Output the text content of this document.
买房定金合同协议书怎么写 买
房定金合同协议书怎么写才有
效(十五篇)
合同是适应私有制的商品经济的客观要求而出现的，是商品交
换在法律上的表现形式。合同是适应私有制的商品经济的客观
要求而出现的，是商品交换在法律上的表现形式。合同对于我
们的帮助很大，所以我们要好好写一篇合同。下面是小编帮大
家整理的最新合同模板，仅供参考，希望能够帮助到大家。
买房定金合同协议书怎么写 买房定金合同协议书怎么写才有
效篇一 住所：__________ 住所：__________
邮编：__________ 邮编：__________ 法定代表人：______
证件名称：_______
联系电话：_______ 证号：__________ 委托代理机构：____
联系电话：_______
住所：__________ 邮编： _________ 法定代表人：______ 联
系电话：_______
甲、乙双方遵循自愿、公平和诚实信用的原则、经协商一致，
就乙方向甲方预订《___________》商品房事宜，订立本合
::::::::::
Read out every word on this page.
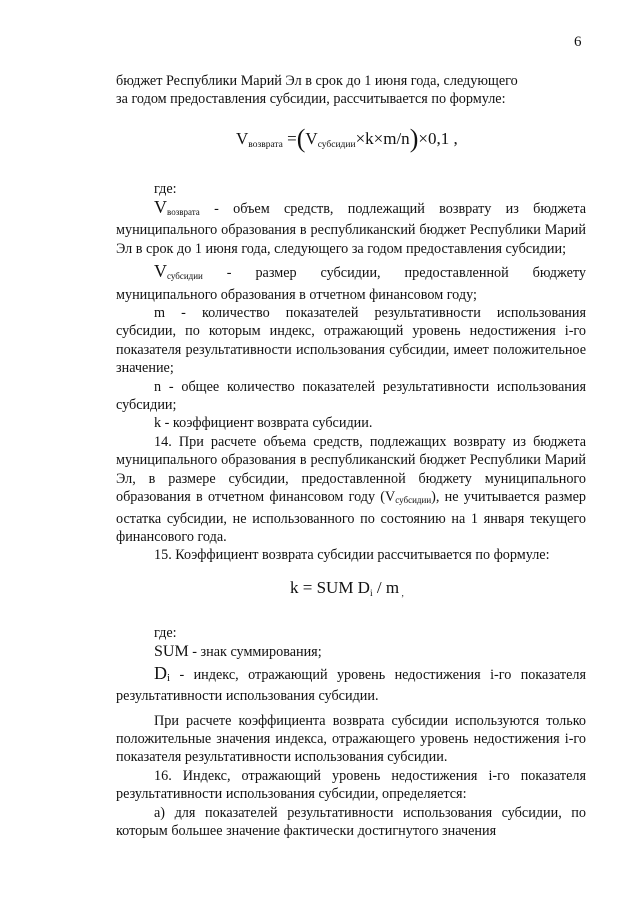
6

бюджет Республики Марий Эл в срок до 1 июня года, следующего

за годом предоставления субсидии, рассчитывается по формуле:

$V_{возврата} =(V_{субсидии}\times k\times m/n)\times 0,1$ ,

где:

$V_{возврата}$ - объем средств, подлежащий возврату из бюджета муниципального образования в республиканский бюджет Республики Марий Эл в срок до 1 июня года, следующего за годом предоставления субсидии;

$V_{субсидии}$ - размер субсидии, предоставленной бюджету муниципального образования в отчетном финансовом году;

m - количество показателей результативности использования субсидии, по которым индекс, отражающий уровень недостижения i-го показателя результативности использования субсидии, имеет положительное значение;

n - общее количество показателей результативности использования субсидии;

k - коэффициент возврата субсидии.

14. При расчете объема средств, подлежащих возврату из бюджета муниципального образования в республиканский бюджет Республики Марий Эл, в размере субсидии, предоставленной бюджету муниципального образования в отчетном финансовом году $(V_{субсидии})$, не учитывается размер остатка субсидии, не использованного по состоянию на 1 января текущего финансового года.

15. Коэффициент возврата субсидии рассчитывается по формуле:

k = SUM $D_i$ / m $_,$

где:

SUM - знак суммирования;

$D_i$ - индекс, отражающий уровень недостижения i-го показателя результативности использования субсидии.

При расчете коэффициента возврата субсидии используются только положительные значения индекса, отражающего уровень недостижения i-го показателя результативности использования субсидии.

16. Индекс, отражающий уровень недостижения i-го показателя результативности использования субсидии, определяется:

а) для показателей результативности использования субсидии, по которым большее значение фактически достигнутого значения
::::::::::
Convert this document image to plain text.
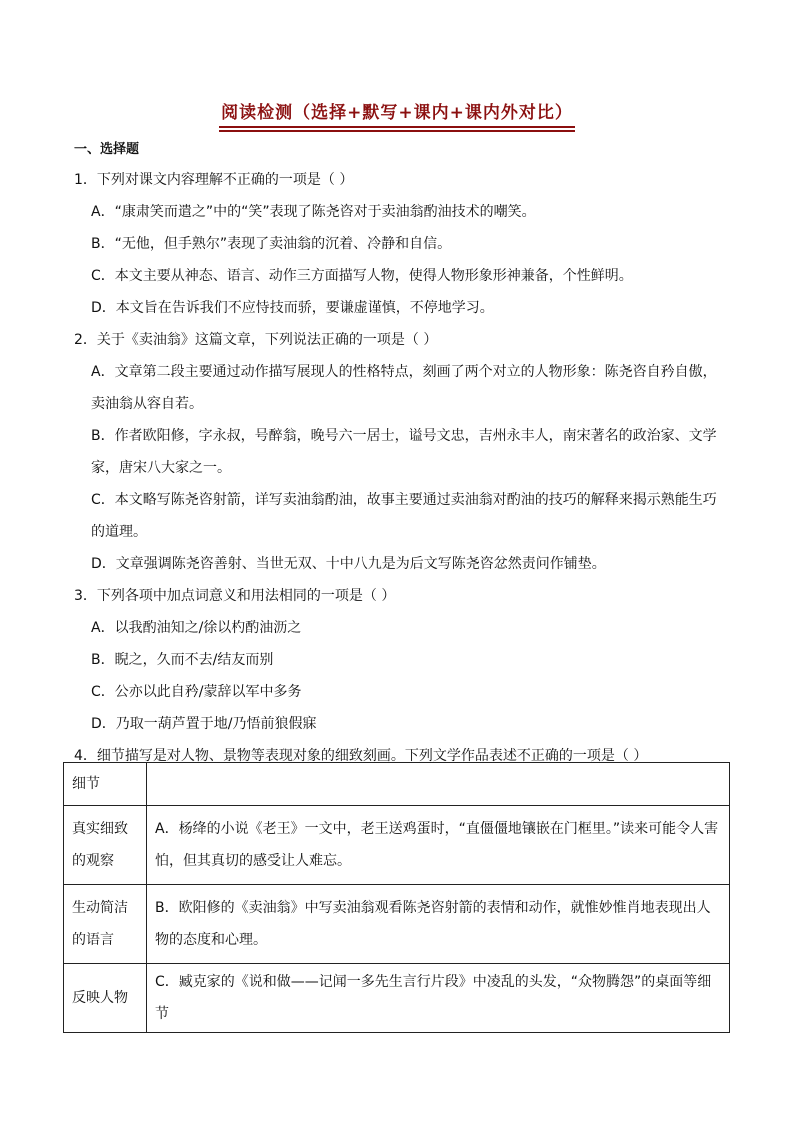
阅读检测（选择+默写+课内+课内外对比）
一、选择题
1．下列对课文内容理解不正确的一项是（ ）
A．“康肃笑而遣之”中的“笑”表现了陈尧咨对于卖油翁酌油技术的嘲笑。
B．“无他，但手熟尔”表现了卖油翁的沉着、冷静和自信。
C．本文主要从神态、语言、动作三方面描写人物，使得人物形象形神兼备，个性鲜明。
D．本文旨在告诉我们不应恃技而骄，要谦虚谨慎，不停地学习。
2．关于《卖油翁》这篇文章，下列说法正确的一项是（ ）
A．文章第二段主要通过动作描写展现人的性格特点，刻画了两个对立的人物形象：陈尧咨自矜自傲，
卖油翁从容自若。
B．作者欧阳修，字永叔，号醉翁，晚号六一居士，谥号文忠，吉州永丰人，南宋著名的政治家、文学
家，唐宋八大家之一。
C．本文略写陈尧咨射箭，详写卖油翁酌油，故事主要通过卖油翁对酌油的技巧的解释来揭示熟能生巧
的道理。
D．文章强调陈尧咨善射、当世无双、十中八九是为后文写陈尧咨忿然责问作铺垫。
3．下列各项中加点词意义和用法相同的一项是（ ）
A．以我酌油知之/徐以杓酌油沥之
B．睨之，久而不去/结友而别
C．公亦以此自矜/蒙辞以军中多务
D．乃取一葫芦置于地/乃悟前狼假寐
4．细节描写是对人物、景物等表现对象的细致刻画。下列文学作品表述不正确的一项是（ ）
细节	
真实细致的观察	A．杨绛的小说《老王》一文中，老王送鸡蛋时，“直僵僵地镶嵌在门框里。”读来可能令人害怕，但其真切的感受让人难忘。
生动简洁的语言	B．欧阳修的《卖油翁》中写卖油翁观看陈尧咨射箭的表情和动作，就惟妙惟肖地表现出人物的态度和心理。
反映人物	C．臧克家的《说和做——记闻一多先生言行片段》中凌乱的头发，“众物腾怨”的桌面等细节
::::::::::
> _STATED EXERCISE_
Find each line with the string "Марий" and copy it out.

> _REPLY_
бюджет Республики Марий Эл в срок до 1 июня года, следующего
$V_{возврата}$ - объем средств, подлежащий возврату из бюджета муниципального образования в республиканский бюджет Республики Марий Эл в срок до 1 июня года, следующего за годом предоставления субсидии;
14. При расчете объема средств, подлежащих возврату из бюджета муниципального образования в республиканский бюджет Республики Марий Эл, в размере субсидии, предоставленной бюджету муниципального образования в отчетном финансовом году $(V_{субсидии})$, не учитывается размер остатка субсидии, не использованного по состоянию на 1 января текущего финансового года.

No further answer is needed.